> Set task
Render the lines as a numbered list, beginning with the line containing "as [x0, y0, x1, y1]." and continuing through the line containing "table-cell: [1249, 843, 1333, 859]", with blank lines left out.

[Raw records]
>> Begin

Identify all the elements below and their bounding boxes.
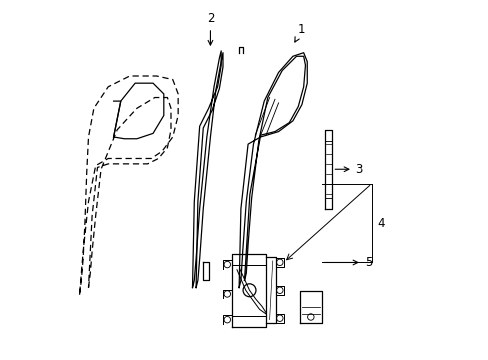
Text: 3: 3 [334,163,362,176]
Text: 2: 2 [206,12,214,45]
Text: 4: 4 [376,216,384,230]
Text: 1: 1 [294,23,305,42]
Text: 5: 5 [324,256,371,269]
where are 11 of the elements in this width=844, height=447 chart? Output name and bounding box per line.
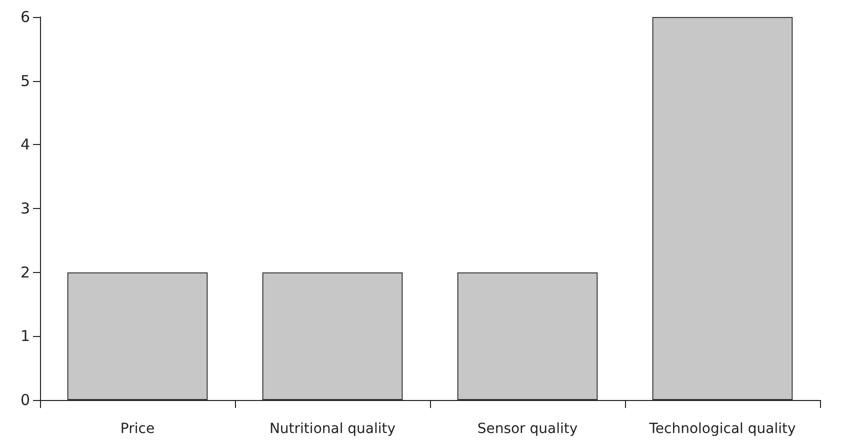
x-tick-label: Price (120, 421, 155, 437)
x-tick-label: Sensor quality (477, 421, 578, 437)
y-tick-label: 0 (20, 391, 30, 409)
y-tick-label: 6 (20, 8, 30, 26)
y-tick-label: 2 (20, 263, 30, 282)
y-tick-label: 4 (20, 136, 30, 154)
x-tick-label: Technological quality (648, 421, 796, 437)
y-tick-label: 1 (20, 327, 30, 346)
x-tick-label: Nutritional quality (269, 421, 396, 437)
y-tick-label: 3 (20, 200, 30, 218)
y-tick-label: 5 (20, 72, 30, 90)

>> End
>> Begin

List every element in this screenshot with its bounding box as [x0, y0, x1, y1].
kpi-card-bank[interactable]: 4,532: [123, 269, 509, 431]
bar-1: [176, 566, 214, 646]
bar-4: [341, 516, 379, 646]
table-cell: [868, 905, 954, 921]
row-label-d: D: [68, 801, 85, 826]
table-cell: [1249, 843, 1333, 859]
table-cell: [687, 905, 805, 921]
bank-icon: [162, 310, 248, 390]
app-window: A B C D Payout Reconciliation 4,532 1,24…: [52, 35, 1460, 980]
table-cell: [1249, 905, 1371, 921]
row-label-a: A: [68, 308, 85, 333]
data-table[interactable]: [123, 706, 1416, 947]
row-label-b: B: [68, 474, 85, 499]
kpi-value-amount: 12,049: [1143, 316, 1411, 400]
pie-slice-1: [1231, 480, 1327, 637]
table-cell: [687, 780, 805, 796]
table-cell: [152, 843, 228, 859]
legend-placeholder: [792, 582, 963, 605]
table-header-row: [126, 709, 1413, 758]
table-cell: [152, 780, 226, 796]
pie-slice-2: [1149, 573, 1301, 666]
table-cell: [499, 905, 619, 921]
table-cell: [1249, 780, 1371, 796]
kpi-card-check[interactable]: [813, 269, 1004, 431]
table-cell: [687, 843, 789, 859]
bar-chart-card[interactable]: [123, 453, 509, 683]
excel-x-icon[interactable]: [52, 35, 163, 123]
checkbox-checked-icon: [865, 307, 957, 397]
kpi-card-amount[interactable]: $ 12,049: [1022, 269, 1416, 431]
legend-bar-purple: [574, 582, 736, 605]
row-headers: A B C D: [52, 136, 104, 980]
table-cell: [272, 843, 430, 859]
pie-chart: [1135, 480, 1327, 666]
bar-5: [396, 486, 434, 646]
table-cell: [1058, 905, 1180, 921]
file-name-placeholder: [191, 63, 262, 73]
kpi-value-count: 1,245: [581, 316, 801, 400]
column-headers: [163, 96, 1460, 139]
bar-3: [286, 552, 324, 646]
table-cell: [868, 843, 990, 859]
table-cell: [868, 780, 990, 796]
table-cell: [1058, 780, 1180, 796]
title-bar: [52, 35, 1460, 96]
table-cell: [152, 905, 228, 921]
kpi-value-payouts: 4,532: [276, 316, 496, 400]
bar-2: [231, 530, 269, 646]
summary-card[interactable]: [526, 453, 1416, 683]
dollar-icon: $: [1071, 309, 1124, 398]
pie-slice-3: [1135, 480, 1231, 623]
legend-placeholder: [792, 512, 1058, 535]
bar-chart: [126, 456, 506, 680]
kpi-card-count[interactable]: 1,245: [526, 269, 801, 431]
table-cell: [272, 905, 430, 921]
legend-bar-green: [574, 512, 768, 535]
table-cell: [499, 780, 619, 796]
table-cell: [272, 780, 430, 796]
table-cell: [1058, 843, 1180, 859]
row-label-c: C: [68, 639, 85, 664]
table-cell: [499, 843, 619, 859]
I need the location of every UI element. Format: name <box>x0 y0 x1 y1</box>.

>> End
>> Begin

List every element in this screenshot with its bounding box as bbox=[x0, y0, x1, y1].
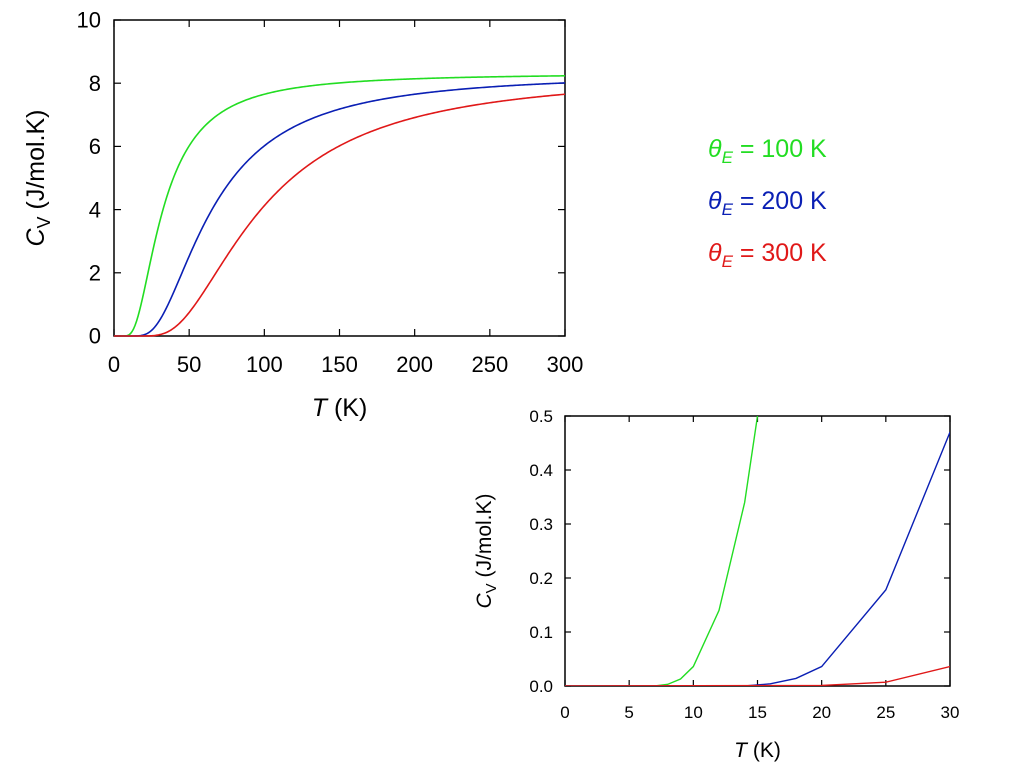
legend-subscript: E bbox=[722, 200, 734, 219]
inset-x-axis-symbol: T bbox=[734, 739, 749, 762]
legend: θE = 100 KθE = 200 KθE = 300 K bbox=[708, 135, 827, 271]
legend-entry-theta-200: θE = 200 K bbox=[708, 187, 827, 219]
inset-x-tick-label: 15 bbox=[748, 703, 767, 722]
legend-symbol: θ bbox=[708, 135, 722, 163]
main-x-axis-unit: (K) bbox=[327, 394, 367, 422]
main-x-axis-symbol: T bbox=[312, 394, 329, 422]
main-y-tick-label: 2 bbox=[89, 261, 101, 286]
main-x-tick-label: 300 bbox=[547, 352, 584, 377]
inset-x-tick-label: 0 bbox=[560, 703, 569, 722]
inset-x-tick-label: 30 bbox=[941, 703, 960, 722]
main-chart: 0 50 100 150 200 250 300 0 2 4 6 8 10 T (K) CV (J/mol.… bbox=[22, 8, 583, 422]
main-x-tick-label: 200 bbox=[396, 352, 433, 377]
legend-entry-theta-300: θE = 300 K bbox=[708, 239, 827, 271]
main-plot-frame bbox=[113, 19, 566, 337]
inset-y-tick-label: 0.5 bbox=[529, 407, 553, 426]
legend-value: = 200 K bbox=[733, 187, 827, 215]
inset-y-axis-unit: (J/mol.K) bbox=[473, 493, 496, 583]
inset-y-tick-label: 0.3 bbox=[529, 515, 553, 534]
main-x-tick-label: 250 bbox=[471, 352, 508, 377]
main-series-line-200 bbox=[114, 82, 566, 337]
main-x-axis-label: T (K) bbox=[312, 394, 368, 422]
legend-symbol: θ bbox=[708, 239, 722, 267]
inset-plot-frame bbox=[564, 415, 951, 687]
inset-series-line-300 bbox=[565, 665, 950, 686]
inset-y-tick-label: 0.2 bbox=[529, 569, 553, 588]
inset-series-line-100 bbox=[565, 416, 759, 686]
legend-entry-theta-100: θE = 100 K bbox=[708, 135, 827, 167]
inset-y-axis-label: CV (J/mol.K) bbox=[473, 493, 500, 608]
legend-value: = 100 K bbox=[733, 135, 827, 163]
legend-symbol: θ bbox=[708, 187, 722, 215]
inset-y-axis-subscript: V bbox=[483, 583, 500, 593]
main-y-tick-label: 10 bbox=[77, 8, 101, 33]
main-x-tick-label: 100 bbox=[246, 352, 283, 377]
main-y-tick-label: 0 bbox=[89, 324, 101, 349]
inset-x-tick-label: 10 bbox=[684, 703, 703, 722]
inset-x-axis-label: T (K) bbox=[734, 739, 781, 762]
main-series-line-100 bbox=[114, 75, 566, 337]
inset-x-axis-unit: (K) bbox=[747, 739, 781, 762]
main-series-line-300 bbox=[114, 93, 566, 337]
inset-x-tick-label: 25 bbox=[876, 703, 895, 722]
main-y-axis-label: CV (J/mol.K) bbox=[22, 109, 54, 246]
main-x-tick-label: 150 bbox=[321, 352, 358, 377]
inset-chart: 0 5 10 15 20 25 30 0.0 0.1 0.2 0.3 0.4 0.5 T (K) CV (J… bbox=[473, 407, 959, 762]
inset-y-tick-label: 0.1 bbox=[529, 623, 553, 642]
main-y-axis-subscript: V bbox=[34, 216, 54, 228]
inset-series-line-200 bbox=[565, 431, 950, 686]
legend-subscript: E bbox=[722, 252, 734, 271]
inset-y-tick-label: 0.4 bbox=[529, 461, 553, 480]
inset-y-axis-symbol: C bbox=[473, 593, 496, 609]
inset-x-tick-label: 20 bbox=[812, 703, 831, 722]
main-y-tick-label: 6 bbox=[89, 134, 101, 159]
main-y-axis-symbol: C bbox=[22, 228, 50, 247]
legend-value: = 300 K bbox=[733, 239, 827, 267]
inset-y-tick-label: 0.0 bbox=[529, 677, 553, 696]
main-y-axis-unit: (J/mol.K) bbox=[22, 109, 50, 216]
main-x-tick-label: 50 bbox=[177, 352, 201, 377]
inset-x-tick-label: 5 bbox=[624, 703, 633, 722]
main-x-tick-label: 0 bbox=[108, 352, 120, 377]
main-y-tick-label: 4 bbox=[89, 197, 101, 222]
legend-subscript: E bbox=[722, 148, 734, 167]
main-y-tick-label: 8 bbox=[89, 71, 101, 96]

>> End

> Response for this exercise
1. List every element in this screenshot with its bounding box as [x0, y0, x1, y1].
2. kpi-card-bank[interactable]: 4,532: [123, 269, 509, 431]
3. bar-1: [176, 566, 214, 646]
4. bar-4: [341, 516, 379, 646]
5. table-cell: [868, 905, 954, 921]
6. row-label-d: D: [68, 801, 85, 826]
7. table-cell: [1249, 843, 1333, 859]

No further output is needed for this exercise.